[Collection entries]
===============

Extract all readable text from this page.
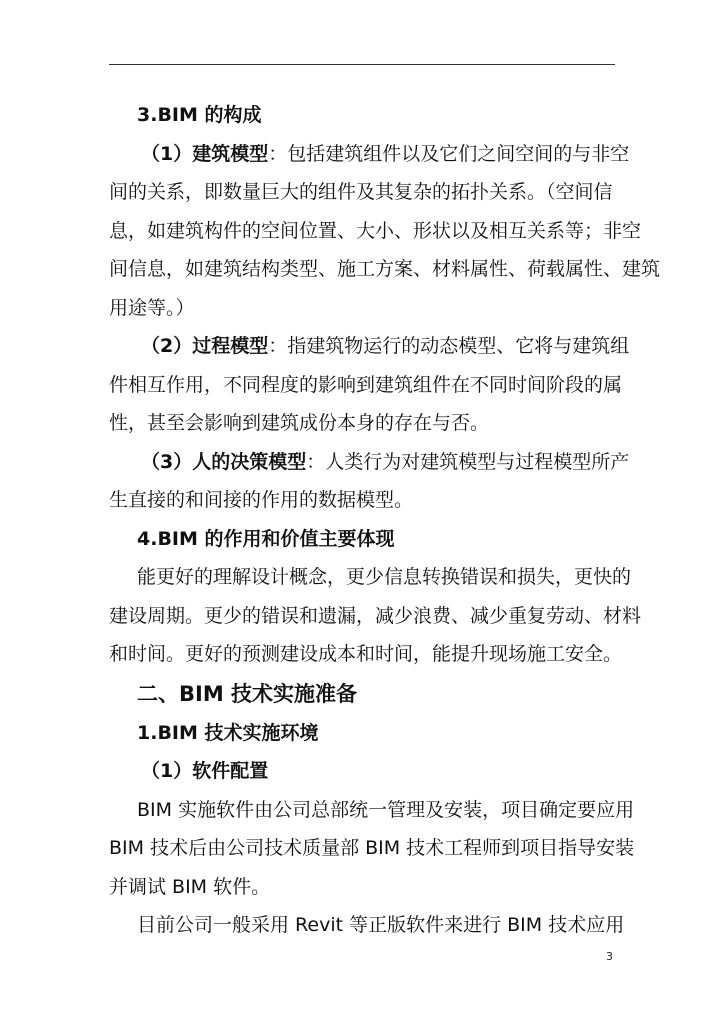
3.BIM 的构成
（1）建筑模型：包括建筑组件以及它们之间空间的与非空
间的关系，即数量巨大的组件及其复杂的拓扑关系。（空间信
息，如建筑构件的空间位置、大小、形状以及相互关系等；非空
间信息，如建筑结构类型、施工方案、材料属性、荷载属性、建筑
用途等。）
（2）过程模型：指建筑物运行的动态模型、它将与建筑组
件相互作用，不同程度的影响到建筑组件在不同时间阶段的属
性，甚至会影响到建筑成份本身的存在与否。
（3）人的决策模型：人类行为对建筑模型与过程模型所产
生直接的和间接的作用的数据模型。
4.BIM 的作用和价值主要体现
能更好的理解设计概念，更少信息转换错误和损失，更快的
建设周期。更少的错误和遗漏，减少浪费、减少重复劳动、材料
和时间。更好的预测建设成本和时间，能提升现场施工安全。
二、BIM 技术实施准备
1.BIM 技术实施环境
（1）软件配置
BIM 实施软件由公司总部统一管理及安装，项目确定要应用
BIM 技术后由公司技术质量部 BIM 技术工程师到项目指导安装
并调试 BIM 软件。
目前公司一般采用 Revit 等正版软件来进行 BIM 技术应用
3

===============

Directive:
Exactly reproduce the entries above, minus the pictures.

Task output:
Extract all readable text from this page.
3.BIM 的构成
（1）建筑模型：包括建筑组件以及它们之间空间的与非空
间的关系，即数量巨大的组件及其复杂的拓扑关系。（空间信
息，如建筑构件的空间位置、大小、形状以及相互关系等；非空
间信息，如建筑结构类型、施工方案、材料属性、荷载属性、建筑
用途等。）
（2）过程模型：指建筑物运行的动态模型、它将与建筑组
件相互作用，不同程度的影响到建筑组件在不同时间阶段的属
性，甚至会影响到建筑成份本身的存在与否。
（3）人的决策模型：人类行为对建筑模型与过程模型所产
生直接的和间接的作用的数据模型。
4.BIM 的作用和价值主要体现
能更好的理解设计概念，更少信息转换错误和损失，更快的
建设周期。更少的错误和遗漏，减少浪费、减少重复劳动、材料
和时间。更好的预测建设成本和时间，能提升现场施工安全。
二、BIM 技术实施准备
1.BIM 技术实施环境
（1）软件配置
BIM 实施软件由公司总部统一管理及安装，项目确定要应用
BIM 技术后由公司技术质量部 BIM 技术工程师到项目指导安装
并调试 BIM 软件。
目前公司一般采用 Revit 等正版软件来进行 BIM 技术应用
3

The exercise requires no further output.